[STORED DATA]:
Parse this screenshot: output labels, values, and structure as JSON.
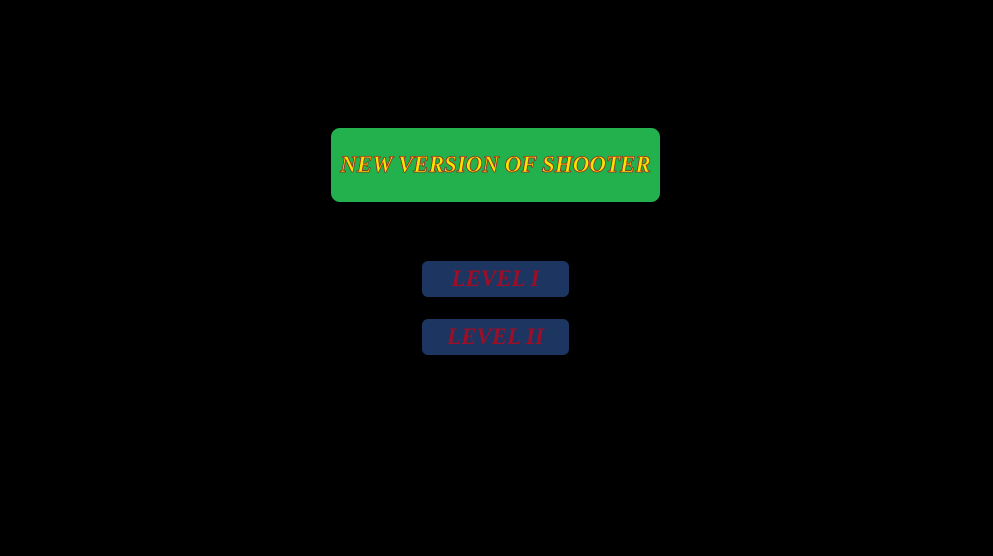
{
  "game": {
    "title": "NEW VERSION OF SHOOTER",
    "levels": [
      {
        "label": "LEVEL I"
      },
      {
        "label": "LEVEL II"
      }
    ]
  },
  "colors": {
    "background": "#000000",
    "title_banner": "#22b14c",
    "title_text": "#f5e600",
    "title_outline": "#b01020",
    "level_button": "#1c3561",
    "level_text": "#9b0f28"
  }
}
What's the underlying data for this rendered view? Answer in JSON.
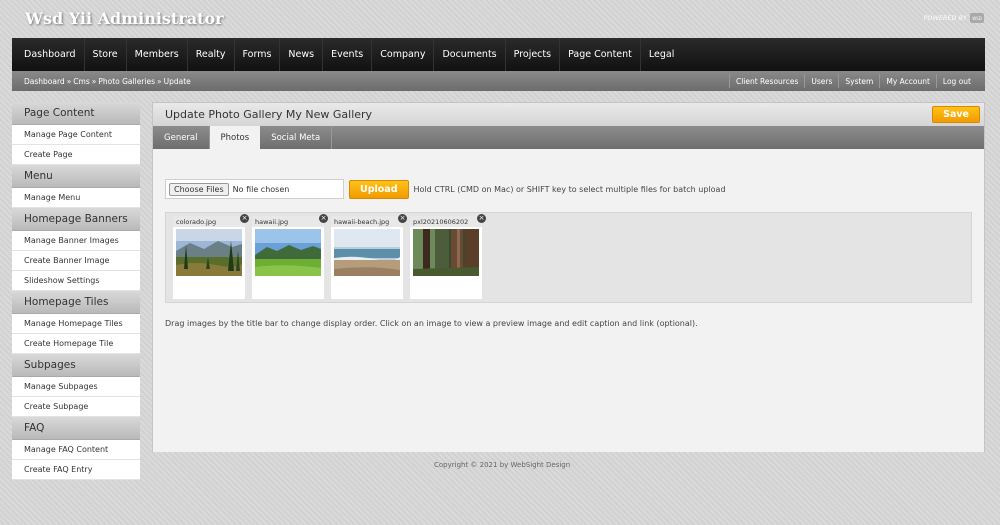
{
  "app": {
    "title": "Wsd Yii Administrator",
    "powered_by": "POWERED BY",
    "powered_logo": "WSD"
  },
  "mainnav": {
    "items": [
      "Dashboard",
      "Store",
      "Members",
      "Realty",
      "Forms",
      "News",
      "Events",
      "Company",
      "Documents",
      "Projects",
      "Page Content",
      "Legal"
    ]
  },
  "breadcrumb": {
    "items": [
      "Dashboard",
      "Cms",
      "Photo Galleries",
      "Update"
    ],
    "separator": "»"
  },
  "utility": {
    "items": [
      "Client Resources",
      "Users",
      "System",
      "My Account",
      "Log out"
    ]
  },
  "sidebar": {
    "sections": [
      {
        "title": "Page Content",
        "items": [
          "Manage Page Content",
          "Create Page"
        ]
      },
      {
        "title": "Menu",
        "items": [
          "Manage Menu"
        ]
      },
      {
        "title": "Homepage Banners",
        "items": [
          "Manage Banner Images",
          "Create Banner Image",
          "Slideshow Settings"
        ]
      },
      {
        "title": "Homepage Tiles",
        "items": [
          "Manage Homepage Tiles",
          "Create Homepage Tile"
        ]
      },
      {
        "title": "Subpages",
        "items": [
          "Manage Subpages",
          "Create Subpage"
        ]
      },
      {
        "title": "FAQ",
        "items": [
          "Manage FAQ Content",
          "Create FAQ Entry"
        ]
      }
    ]
  },
  "panel": {
    "title": "Update Photo Gallery My New Gallery",
    "save_label": "Save",
    "tabs": [
      "General",
      "Photos",
      "Social Meta"
    ],
    "active_tab": "Photos"
  },
  "upload": {
    "choose_label": "Choose Files",
    "no_file": "No file chosen",
    "upload_label": "Upload",
    "hint": "Hold CTRL (CMD on Mac) or SHIFT key to select multiple files for batch upload"
  },
  "gallery": {
    "photos": [
      {
        "name": "colorado.jpg",
        "scene": "forest-hills"
      },
      {
        "name": "hawaii.jpg",
        "scene": "green-mountains"
      },
      {
        "name": "hawaii-beach.jpg",
        "scene": "beach"
      },
      {
        "name": "pxl20210606202",
        "scene": "tree-trunks"
      }
    ],
    "help": "Drag images by the title bar to change display order. Click on an image to view a preview image and edit caption and link (optional)."
  },
  "footer": {
    "text": "Copyright © 2021 by WebSight Design"
  },
  "colors": {
    "accent": "#f5a800",
    "nav_bg": "#1a1a1a",
    "subbar_bg": "#7a7a7a"
  }
}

[AIM]:
Transcribe the records word for word and include no pictures.

[RESULT OF THIS EXERCISE]:
Parse this screenshot: output labels, values, and structure as JSON.
{
  "game": {
    "title": "NEW VERSION OF SHOOTER",
    "levels": [
      {
        "label": "LEVEL I"
      },
      {
        "label": "LEVEL II"
      }
    ]
  },
  "colors": {
    "background": "#000000",
    "title_banner": "#22b14c",
    "title_text": "#f5e600",
    "title_outline": "#b01020",
    "level_button": "#1c3561",
    "level_text": "#9b0f28"
  }
}
What's the underlying data for this rendered view? Answer in JSON.
{
  "app": {
    "title": "Wsd Yii Administrator",
    "powered_by": "POWERED BY",
    "powered_logo": "WSD"
  },
  "mainnav": {
    "items": [
      "Dashboard",
      "Store",
      "Members",
      "Realty",
      "Forms",
      "News",
      "Events",
      "Company",
      "Documents",
      "Projects",
      "Page Content",
      "Legal"
    ]
  },
  "breadcrumb": {
    "items": [
      "Dashboard",
      "Cms",
      "Photo Galleries",
      "Update"
    ],
    "separator": "»"
  },
  "utility": {
    "items": [
      "Client Resources",
      "Users",
      "System",
      "My Account",
      "Log out"
    ]
  },
  "sidebar": {
    "sections": [
      {
        "title": "Page Content",
        "items": [
          "Manage Page Content",
          "Create Page"
        ]
      },
      {
        "title": "Menu",
        "items": [
          "Manage Menu"
        ]
      },
      {
        "title": "Homepage Banners",
        "items": [
          "Manage Banner Images",
          "Create Banner Image",
          "Slideshow Settings"
        ]
      },
      {
        "title": "Homepage Tiles",
        "items": [
          "Manage Homepage Tiles",
          "Create Homepage Tile"
        ]
      },
      {
        "title": "Subpages",
        "items": [
          "Manage Subpages",
          "Create Subpage"
        ]
      },
      {
        "title": "FAQ",
        "items": [
          "Manage FAQ Content",
          "Create FAQ Entry"
        ]
      }
    ]
  },
  "panel": {
    "title": "Update Photo Gallery My New Gallery",
    "save_label": "Save",
    "tabs": [
      "General",
      "Photos",
      "Social Meta"
    ],
    "active_tab": "Photos"
  },
  "upload": {
    "choose_label": "Choose Files",
    "no_file": "No file chosen",
    "upload_label": "Upload",
    "hint": "Hold CTRL (CMD on Mac) or SHIFT key to select multiple files for batch upload"
  },
  "gallery": {
    "photos": [
      {
        "name": "colorado.jpg",
        "scene": "forest-hills"
      },
      {
        "name": "hawaii.jpg",
        "scene": "green-mountains"
      },
      {
        "name": "hawaii-beach.jpg",
        "scene": "beach"
      },
      {
        "name": "pxl20210606202",
        "scene": "tree-trunks"
      }
    ],
    "help": "Drag images by the title bar to change display order. Click on an image to view a preview image and edit caption and link (optional)."
  },
  "footer": {
    "text": "Copyright © 2021 by WebSight Design"
  },
  "colors": {
    "accent": "#f5a800",
    "nav_bg": "#1a1a1a",
    "subbar_bg": "#7a7a7a"
  }
}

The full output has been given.